--- START OF Provided records ---

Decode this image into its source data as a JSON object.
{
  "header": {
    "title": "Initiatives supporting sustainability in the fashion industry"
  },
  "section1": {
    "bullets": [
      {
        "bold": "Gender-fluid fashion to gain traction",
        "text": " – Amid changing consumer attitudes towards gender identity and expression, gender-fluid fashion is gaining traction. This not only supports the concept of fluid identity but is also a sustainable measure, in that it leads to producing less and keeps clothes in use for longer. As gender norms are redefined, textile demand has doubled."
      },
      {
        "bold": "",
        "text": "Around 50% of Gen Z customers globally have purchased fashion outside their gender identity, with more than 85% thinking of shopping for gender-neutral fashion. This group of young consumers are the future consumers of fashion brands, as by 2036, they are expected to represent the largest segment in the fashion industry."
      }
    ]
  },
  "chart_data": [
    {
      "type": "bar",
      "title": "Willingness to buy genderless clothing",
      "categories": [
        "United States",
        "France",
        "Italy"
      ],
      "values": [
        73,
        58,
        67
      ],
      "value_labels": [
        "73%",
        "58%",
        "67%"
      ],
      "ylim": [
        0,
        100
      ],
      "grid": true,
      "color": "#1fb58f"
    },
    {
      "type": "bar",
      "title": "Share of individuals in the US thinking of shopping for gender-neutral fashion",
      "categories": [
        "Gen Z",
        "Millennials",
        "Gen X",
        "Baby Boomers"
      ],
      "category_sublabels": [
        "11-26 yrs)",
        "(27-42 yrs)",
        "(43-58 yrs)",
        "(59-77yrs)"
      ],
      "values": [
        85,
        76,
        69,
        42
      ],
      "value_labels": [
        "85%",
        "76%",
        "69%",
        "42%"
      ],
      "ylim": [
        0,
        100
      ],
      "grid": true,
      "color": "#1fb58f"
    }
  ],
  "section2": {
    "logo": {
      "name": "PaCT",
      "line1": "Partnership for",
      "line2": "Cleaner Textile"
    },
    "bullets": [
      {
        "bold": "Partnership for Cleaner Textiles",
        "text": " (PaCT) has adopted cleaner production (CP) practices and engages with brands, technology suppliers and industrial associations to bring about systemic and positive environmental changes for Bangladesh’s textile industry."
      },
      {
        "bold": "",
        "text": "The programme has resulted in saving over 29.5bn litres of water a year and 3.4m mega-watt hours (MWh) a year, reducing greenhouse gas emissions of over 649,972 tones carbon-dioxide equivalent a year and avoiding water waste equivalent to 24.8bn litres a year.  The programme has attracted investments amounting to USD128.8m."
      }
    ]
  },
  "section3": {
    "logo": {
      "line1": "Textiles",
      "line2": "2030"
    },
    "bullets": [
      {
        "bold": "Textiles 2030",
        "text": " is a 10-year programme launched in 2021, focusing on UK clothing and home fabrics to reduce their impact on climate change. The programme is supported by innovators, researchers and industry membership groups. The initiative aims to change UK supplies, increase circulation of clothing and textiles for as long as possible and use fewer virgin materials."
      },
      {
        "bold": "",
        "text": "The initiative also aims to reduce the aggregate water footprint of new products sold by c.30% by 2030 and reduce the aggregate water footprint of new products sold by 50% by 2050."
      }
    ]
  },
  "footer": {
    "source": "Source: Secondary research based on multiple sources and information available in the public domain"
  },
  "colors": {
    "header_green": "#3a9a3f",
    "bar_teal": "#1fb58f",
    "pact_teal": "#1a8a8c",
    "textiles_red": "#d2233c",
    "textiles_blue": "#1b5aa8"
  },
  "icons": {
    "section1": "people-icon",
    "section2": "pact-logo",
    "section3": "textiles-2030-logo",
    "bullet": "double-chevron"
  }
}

--- END OF Provided records ---

Required work: Transcribe all lines as written.

Exercise solution:
Decode this image into its source data as a JSON object.
{
  "header": {
    "title": "Initiatives supporting sustainability in the fashion industry"
  },
  "section1": {
    "bullets": [
      {
        "bold": "Gender-fluid fashion to gain traction",
        "text": " – Amid changing consumer attitudes towards gender identity and expression, gender-fluid fashion is gaining traction. This not only supports the concept of fluid identity but is also a sustainable measure, in that it leads to producing less and keeps clothes in use for longer. As gender norms are redefined, textile demand has doubled."
      },
      {
        "bold": "",
        "text": "Around 50% of Gen Z customers globally have purchased fashion outside their gender identity, with more than 85% thinking of shopping for gender-neutral fashion. This group of young consumers are the future consumers of fashion brands, as by 2036, they are expected to represent the largest segment in the fashion industry."
      }
    ]
  },
  "chart_data": [
    {
      "type": "bar",
      "title": "Willingness to buy genderless clothing",
      "categories": [
        "United States",
        "France",
        "Italy"
      ],
      "values": [
        73,
        58,
        67
      ],
      "value_labels": [
        "73%",
        "58%",
        "67%"
      ],
      "ylim": [
        0,
        100
      ],
      "grid": true,
      "color": "#1fb58f"
    },
    {
      "type": "bar",
      "title": "Share of individuals in the US thinking of shopping for gender-neutral fashion",
      "categories": [
        "Gen Z",
        "Millennials",
        "Gen X",
        "Baby Boomers"
      ],
      "category_sublabels": [
        "11-26 yrs)",
        "(27-42 yrs)",
        "(43-58 yrs)",
        "(59-77yrs)"
      ],
      "values": [
        85,
        76,
        69,
        42
      ],
      "value_labels": [
        "85%",
        "76%",
        "69%",
        "42%"
      ],
      "ylim": [
        0,
        100
      ],
      "grid": true,
      "color": "#1fb58f"
    }
  ],
  "section2": {
    "logo": {
      "name": "PaCT",
      "line1": "Partnership for",
      "line2": "Cleaner Textile"
    },
    "bullets": [
      {
        "bold": "Partnership for Cleaner Textiles",
        "text": " (PaCT) has adopted cleaner production (CP) practices and engages with brands, technology suppliers and industrial associations to bring about systemic and positive environmental changes for Bangladesh’s textile industry."
      },
      {
        "bold": "",
        "text": "The programme has resulted in saving over 29.5bn litres of water a year and 3.4m mega-watt hours (MWh) a year, reducing greenhouse gas emissions of over 649,972 tones carbon-dioxide equivalent a year and avoiding water waste equivalent to 24.8bn litres a year.  The programme has attracted investments amounting to USD128.8m."
      }
    ]
  },
  "section3": {
    "logo": {
      "line1": "Textiles",
      "line2": "2030"
    },
    "bullets": [
      {
        "bold": "Textiles 2030",
        "text": " is a 10-year programme launched in 2021, focusing on UK clothing and home fabrics to reduce their impact on climate change. The programme is supported by innovators, researchers and industry membership groups. The initiative aims to change UK supplies, increase circulation of clothing and textiles for as long as possible and use fewer virgin materials."
      },
      {
        "bold": "",
        "text": "The initiative also aims to reduce the aggregate water footprint of new products sold by c.30% by 2030 and reduce the aggregate water footprint of new products sold by 50% by 2050."
      }
    ]
  },
  "footer": {
    "source": "Source: Secondary research based on multiple sources and information available in the public domain"
  },
  "colors": {
    "header_green": "#3a9a3f",
    "bar_teal": "#1fb58f",
    "pact_teal": "#1a8a8c",
    "textiles_red": "#d2233c",
    "textiles_blue": "#1b5aa8"
  },
  "icons": {
    "section1": "people-icon",
    "section2": "pact-logo",
    "section3": "textiles-2030-logo",
    "bullet": "double-chevron"
  }
}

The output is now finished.